• [Your instructions]: The required output is a word-for-word restatement of the material below, from the line with "Give me a plain-text" through its last line, inclusive.
——————————
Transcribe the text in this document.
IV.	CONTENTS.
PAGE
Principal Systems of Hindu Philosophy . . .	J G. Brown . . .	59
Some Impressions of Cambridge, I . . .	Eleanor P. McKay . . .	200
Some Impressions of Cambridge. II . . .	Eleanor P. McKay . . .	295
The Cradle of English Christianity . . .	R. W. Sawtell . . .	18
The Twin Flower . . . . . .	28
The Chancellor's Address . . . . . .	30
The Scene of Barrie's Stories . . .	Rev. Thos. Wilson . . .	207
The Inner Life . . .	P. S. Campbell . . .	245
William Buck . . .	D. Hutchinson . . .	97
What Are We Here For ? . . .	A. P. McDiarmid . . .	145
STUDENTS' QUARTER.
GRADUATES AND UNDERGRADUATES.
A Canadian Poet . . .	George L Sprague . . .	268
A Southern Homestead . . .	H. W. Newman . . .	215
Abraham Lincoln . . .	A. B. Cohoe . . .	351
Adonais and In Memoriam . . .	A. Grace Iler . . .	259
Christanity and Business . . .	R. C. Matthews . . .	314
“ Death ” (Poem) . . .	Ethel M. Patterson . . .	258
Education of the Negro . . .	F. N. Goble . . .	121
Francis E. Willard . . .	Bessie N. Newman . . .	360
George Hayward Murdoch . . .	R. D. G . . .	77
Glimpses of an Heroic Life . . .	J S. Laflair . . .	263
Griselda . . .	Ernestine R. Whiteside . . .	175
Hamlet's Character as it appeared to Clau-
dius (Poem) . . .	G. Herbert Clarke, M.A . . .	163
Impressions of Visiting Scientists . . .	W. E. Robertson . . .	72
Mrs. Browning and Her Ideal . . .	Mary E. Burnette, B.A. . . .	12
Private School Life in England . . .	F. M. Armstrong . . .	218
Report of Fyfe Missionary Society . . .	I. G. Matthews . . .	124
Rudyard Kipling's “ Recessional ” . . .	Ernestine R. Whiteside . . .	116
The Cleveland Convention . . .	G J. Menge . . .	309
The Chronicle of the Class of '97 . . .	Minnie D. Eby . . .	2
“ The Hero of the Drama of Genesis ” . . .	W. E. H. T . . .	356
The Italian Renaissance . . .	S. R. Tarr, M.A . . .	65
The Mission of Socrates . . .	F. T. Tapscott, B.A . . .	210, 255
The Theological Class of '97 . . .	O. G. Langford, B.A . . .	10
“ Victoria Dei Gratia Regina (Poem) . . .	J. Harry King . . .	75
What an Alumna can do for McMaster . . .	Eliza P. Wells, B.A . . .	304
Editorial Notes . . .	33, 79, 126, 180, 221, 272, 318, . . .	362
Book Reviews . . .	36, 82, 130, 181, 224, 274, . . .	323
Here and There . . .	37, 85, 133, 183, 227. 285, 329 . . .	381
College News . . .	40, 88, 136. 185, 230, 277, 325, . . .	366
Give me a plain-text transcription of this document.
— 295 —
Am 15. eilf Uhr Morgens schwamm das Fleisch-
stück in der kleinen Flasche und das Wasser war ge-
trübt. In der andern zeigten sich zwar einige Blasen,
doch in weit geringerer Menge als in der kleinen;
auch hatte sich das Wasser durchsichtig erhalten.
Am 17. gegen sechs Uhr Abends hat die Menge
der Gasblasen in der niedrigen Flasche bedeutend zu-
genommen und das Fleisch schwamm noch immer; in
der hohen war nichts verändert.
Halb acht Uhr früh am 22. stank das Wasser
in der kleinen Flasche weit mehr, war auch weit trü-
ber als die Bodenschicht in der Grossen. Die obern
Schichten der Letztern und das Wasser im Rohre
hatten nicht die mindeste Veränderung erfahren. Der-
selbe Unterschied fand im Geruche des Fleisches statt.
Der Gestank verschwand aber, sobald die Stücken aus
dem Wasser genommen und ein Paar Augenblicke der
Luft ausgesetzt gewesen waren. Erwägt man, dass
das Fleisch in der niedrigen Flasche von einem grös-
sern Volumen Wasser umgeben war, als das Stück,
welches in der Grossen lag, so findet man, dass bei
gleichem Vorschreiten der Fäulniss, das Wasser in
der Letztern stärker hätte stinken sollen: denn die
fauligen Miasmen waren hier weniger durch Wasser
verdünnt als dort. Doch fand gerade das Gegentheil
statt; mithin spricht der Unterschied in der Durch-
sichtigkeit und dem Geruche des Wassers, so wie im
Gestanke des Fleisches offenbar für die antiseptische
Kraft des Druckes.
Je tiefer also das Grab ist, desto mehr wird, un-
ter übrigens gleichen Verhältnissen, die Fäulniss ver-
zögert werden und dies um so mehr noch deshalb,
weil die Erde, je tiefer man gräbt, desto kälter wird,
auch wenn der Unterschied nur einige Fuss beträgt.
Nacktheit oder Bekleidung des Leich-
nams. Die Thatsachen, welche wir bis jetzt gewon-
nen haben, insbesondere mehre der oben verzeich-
——————————
• [Response]:
Give me a plain-text transcription of this document.
— 295 —
Am 15. eilf Uhr Morgens schwamm das Fleisch-
stück in der kleinen Flasche und das Wasser war ge-
trübt. In der andern zeigten sich zwar einige Blasen,
doch in weit geringerer Menge als in der kleinen;
auch hatte sich das Wasser durchsichtig erhalten.
Am 17. gegen sechs Uhr Abends hat die Menge
der Gasblasen in der niedrigen Flasche bedeutend zu-
genommen und das Fleisch schwamm noch immer; in
der hohen war nichts verändert.
Halb acht Uhr früh am 22. stank das Wasser
in der kleinen Flasche weit mehr, war auch weit trü-
ber als die Bodenschicht in der Grossen. Die obern
Schichten der Letztern und das Wasser im Rohre
hatten nicht die mindeste Veränderung erfahren. Der-
selbe Unterschied fand im Geruche des Fleisches statt.
Der Gestank verschwand aber, sobald die Stücken aus
dem Wasser genommen und ein Paar Augenblicke der
Luft ausgesetzt gewesen waren. Erwägt man, dass
das Fleisch in der niedrigen Flasche von einem grös-
sern Volumen Wasser umgeben war, als das Stück,
welches in der Grossen lag, so findet man, dass bei
gleichem Vorschreiten der Fäulniss, das Wasser in
der Letztern stärker hätte stinken sollen: denn die
fauligen Miasmen waren hier weniger durch Wasser
verdünnt als dort. Doch fand gerade das Gegentheil
statt; mithin spricht der Unterschied in der Durch-
sichtigkeit und dem Geruche des Wassers, so wie im
Gestanke des Fleisches offenbar für die antiseptische
Kraft des Druckes.
Je tiefer also das Grab ist, desto mehr wird, un-
ter übrigens gleichen Verhältnissen, die Fäulniss ver-
zögert werden und dies um so mehr noch deshalb,
weil die Erde, je tiefer man gräbt, desto kälter wird,
auch wenn der Unterschied nur einige Fuss beträgt.
Nacktheit oder Bekleidung des Leich-
nams. Die Thatsachen, welche wir bis jetzt gewon-
nen haben, insbesondere mehre der oben verzeich-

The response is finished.